Task goal | What follows is a set of records; restate each one word for word and drop the pictures.
|---|
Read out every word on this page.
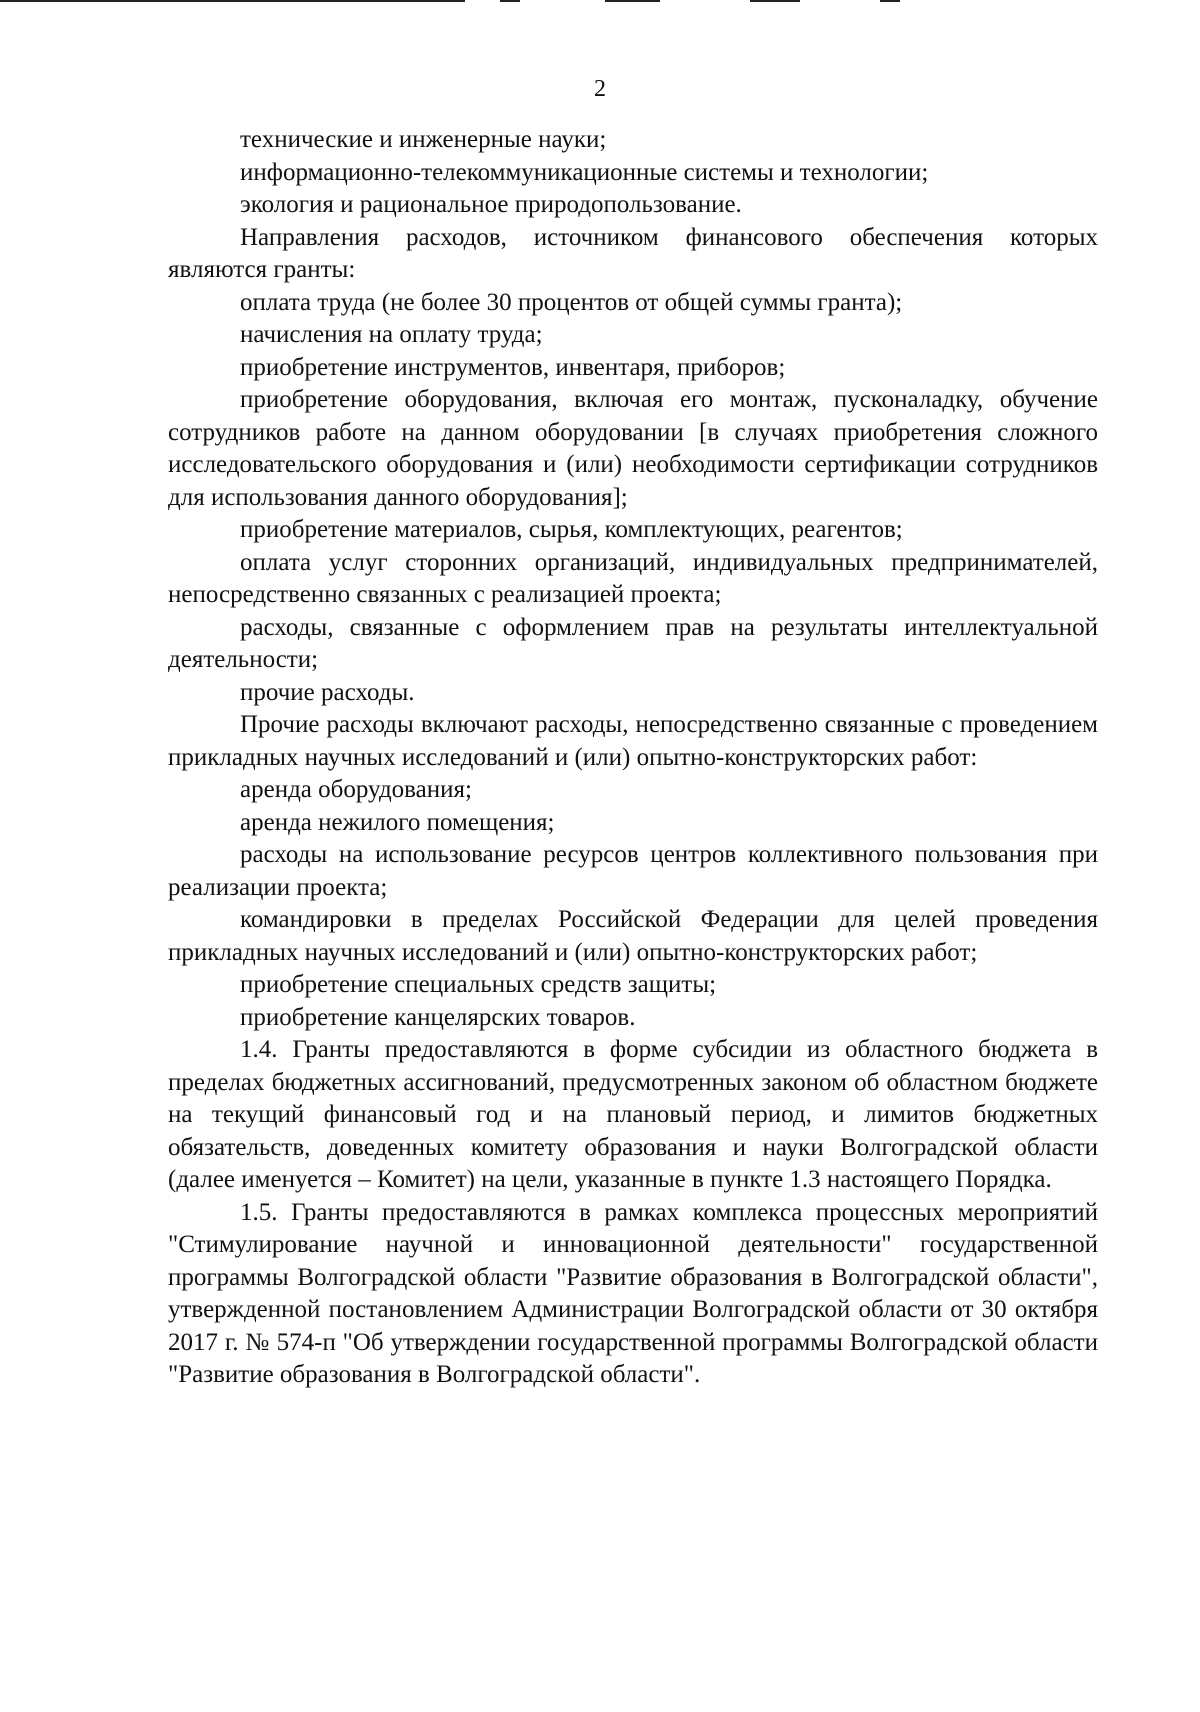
2

технические и инженерные науки;

информационно-телекоммуникационные системы и технологии;

экология и рациональное природопользование.

Направления расходов, источником финансового обеспечения которых являются гранты:

оплата труда (не более 30 процентов от общей суммы гранта);

начисления на оплату труда;

приобретение инструментов, инвентаря, приборов;

приобретение оборудования, включая его монтаж, пусконаладку, обучение сотрудников работе на данном оборудовании [в случаях приобретения сложного исследовательского оборудования и (или) необходимости сертификации сотрудников для использования данного оборудования];

приобретение материалов, сырья, комплектующих, реагентов;

оплата услуг сторонних организаций, индивидуальных предпринимателей, непосредственно связанных с реализацией проекта;

расходы, связанные с оформлением прав на результаты интеллектуальной деятельности;

прочие расходы.

Прочие расходы включают расходы, непосредственно связанные с проведением прикладных научных исследований и (или) опытно-конструкторских работ:

аренда оборудования;

аренда нежилого помещения;

расходы на использование ресурсов центров коллективного пользования при реализации проекта;

командировки в пределах Российской Федерации для целей проведения прикладных научных исследований и (или) опытно-конструкторских работ;

приобретение специальных средств защиты;

приобретение канцелярских товаров.

1.4. Гранты предоставляются в форме субсидии из областного бюджета в пределах бюджетных ассигнований, предусмотренных законом об областном бюджете на текущий финансовый год и на плановый период, и лимитов бюджетных обязательств, доведенных комитету образования и науки Волгоградской области (далее именуется – Комитет) на цели, указанные в пункте 1.3 настоящего Порядка.

1.5. Гранты предоставляются в рамках комплекса процессных мероприятий "Стимулирование научной и инновационной деятельности" государственной программы Волгоградской области "Развитие образования в Волгоградской области", утвержденной постановлением Администрации Волгоградской области от 30 октября 2017 г. № 574-п "Об утверждении государственной программы Волгоградской области "Развитие образования в Волгоградской области".
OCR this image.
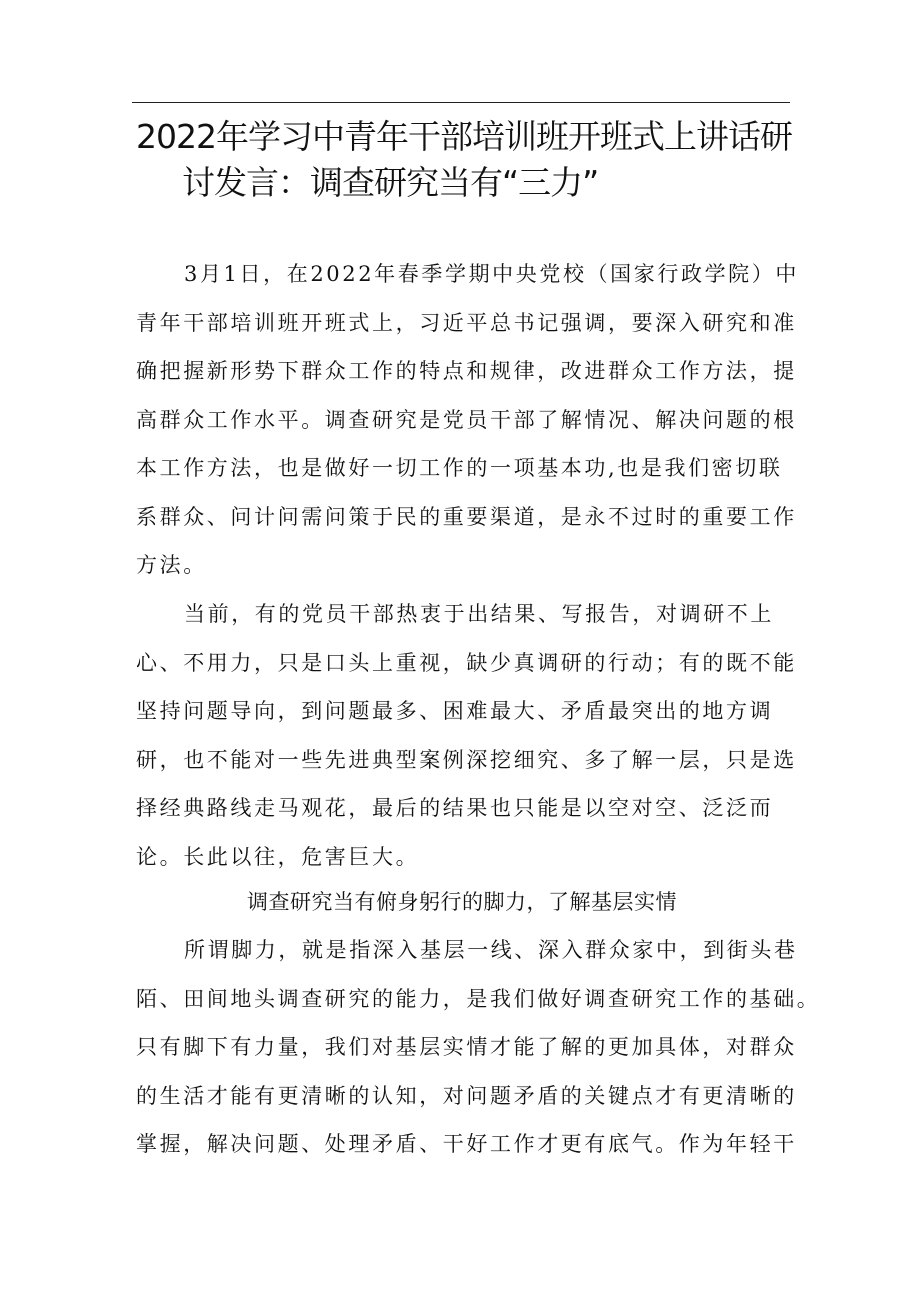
2022年学习中青年干部培训班开班式上讲话研
讨发言：调查研究当有“三力”
3月1日，在2022年春季学期中央党校（国家行政学院）中
青年干部培训班开班式上，习近平总书记强调，要深入研究和准
确把握新形势下群众工作的特点和规律，改进群众工作方法，提
高群众工作水平。调查研究是党员干部了解情况、解决问题的根
本工作方法，也是做好一切工作的一项基本功,也是我们密切联
系群众、问计问需问策于民的重要渠道，是永不过时的重要工作
方法。
当前，有的党员干部热衷于出结果、写报告，对调研不上
心、不用力，只是口头上重视，缺少真调研的行动；有的既不能
坚持问题导向，到问题最多、困难最大、矛盾最突出的地方调
研，也不能对一些先进典型案例深挖细究、多了解一层，只是选
择经典路线走马观花，最后的结果也只能是以空对空、泛泛而
论。长此以往，危害巨大。
调查研究当有俯身躬行的脚力，了解基层实情
所谓脚力，就是指深入基层一线、深入群众家中，到街头巷
陌、田间地头调查研究的能力，是我们做好调查研究工作的基础。
只有脚下有力量，我们对基层实情才能了解的更加具体，对群众
的生活才能有更清晰的认知，对问题矛盾的关键点才有更清晰的
掌握，解决问题、处理矛盾、干好工作才更有底气。作为年轻干
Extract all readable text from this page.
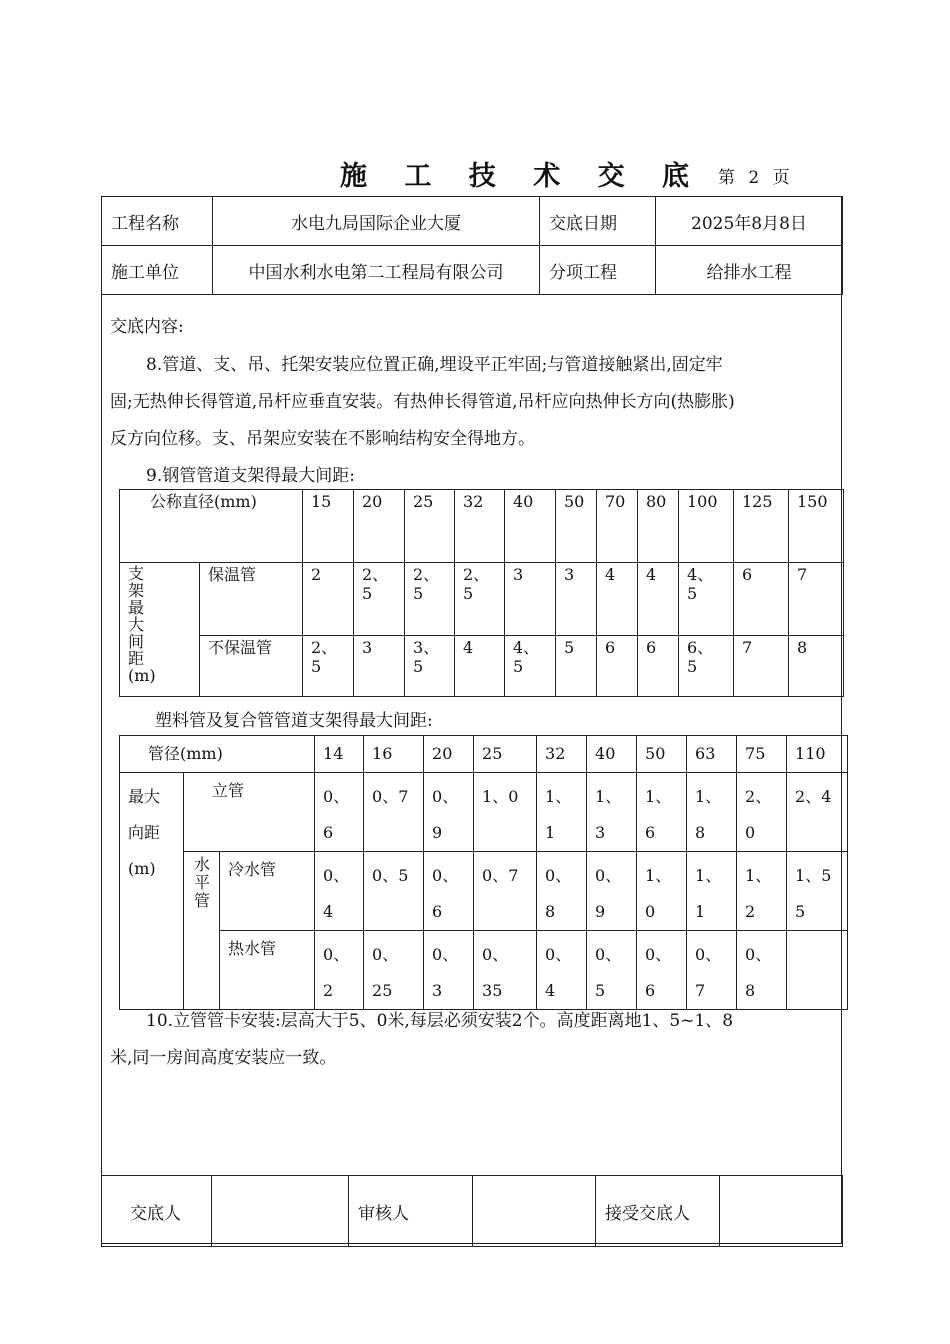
施 工 技 术 交 底 第 2 页
工程名称	水电九局国际企业大厦	交底日期	2025年8月8日
施工单位	中国水利水电第二工程局有限公司	分项工程	给排水工程
交底内容:
8.管道、支、吊、托架安装应位置正确,埋设平正牢固;与管道接触紧出,固定牢
固;无热伸长得管道,吊杆应垂直安装。有热伸长得管道,吊杆应向热伸长方向(热膨胀)
反方向位移。支、吊架应安装在不影响结构安全得地方。
9.钢管管道支架得最大间距:
公称直径(mm)		15	20	25	32	40	50	70	80	100	125	150
支架最大间距(m)	保温管	2	2、5	2、5	2、5	3	3	4	4	4、5	6	7
	不保温管	2、5	3	3、5	4	4、5	5	6	6	6、5	7	8
塑料管及复合管管道支架得最大间距:
管径(mm)			14	16	20	25	32	40	50	63	75	110
最大向距(m)	立管		0、6	0、7	0、9	1、0	1、1	1、3	1、6	1、8	2、0	2、4
	水平管	冷水管	0、4	0、5	0、6	0、7	0、8	0、9	1、0	1、1	1、2	1、55
		热水管	0、2	0、25	0、3	0、35	0、4	0、5	0、6	0、7	0、8	
10.立管管卡安装:层高大于5、0米,每层必须安装2个。高度距离地1、5~1、8
米,同一房间高度安装应一致。
交底人		审核人		接受交底人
|---|
Written solution |
Read out every word on this page.
2

технические и инженерные науки;

информационно-телекоммуникационные системы и технологии;

экология и рациональное природопользование.

Направления расходов, источником финансового обеспечения которых являются гранты:

оплата труда (не более 30 процентов от общей суммы гранта);

начисления на оплату труда;

приобретение инструментов, инвентаря, приборов;

приобретение оборудования, включая его монтаж, пусконаладку, обучение сотрудников работе на данном оборудовании [в случаях приобретения сложного исследовательского оборудования и (или) необходимости сертификации сотрудников для использования данного оборудования];

приобретение материалов, сырья, комплектующих, реагентов;

оплата услуг сторонних организаций, индивидуальных предпринимателей, непосредственно связанных с реализацией проекта;

расходы, связанные с оформлением прав на результаты интеллектуальной деятельности;

прочие расходы.

Прочие расходы включают расходы, непосредственно связанные с проведением прикладных научных исследований и (или) опытно-конструкторских работ:

аренда оборудования;

аренда нежилого помещения;

расходы на использование ресурсов центров коллективного пользования при реализации проекта;

командировки в пределах Российской Федерации для целей проведения прикладных научных исследований и (или) опытно-конструкторских работ;

приобретение специальных средств защиты;

приобретение канцелярских товаров.

1.4. Гранты предоставляются в форме субсидии из областного бюджета в пределах бюджетных ассигнований, предусмотренных законом об областном бюджете на текущий финансовый год и на плановый период, и лимитов бюджетных обязательств, доведенных комитету образования и науки Волгоградской области (далее именуется – Комитет) на цели, указанные в пункте 1.3 настоящего Порядка.

1.5. Гранты предоставляются в рамках комплекса процессных мероприятий "Стимулирование научной и инновационной деятельности" государственной программы Волгоградской области "Развитие образования в Волгоградской области", утвержденной постановлением Администрации Волгоградской области от 30 октября 2017 г. № 574-п "Об утверждении государственной программы Волгоградской области "Развитие образования в Волгоградской области".
OCR this image.
2022年学习中青年干部培训班开班式上讲话研
讨发言：调查研究当有“三力”
3月1日，在2022年春季学期中央党校（国家行政学院）中
青年干部培训班开班式上，习近平总书记强调，要深入研究和准
确把握新形势下群众工作的特点和规律，改进群众工作方法，提
高群众工作水平。调查研究是党员干部了解情况、解决问题的根
本工作方法，也是做好一切工作的一项基本功,也是我们密切联
系群众、问计问需问策于民的重要渠道，是永不过时的重要工作
方法。
当前，有的党员干部热衷于出结果、写报告，对调研不上
心、不用力，只是口头上重视，缺少真调研的行动；有的既不能
坚持问题导向，到问题最多、困难最大、矛盾最突出的地方调
研，也不能对一些先进典型案例深挖细究、多了解一层，只是选
择经典路线走马观花，最后的结果也只能是以空对空、泛泛而
论。长此以往，危害巨大。
调查研究当有俯身躬行的脚力，了解基层实情
所谓脚力，就是指深入基层一线、深入群众家中，到街头巷
陌、田间地头调查研究的能力，是我们做好调查研究工作的基础。
只有脚下有力量，我们对基层实情才能了解的更加具体，对群众
的生活才能有更清晰的认知，对问题矛盾的关键点才有更清晰的
掌握，解决问题、处理矛盾、干好工作才更有底气。作为年轻干
Extract all readable text from this page.
施 工 技 术 交 底 第 2 页
工程名称	水电九局国际企业大厦	交底日期	2025年8月8日
施工单位	中国水利水电第二工程局有限公司	分项工程	给排水工程
交底内容:
8.管道、支、吊、托架安装应位置正确,埋设平正牢固;与管道接触紧出,固定牢
固;无热伸长得管道,吊杆应垂直安装。有热伸长得管道,吊杆应向热伸长方向(热膨胀)
反方向位移。支、吊架应安装在不影响结构安全得地方。
9.钢管管道支架得最大间距:
公称直径(mm)		15	20	25	32	40	50	70	80	100	125	150
支架最大间距(m)	保温管	2	2、5	2、5	2、5	3	3	4	4	4、5	6	7
	不保温管	2、5	3	3、5	4	4、5	5	6	6	6、5	7	8
塑料管及复合管管道支架得最大间距:
管径(mm)			14	16	20	25	32	40	50	63	75	110
最大向距(m)	立管		0、6	0、7	0、9	1、0	1、1	1、3	1、6	1、8	2、0	2、4
	水平管	冷水管	0、4	0、5	0、6	0、7	0、8	0、9	1、0	1、1	1、2	1、55
		热水管	0、2	0、25	0、3	0、35	0、4	0、5	0、6	0、7	0、8	
10.立管管卡安装:层高大于5、0米,每层必须安装2个。高度距离地1、5~1、8
米,同一房间高度安装应一致。
交底人		审核人		接受交底人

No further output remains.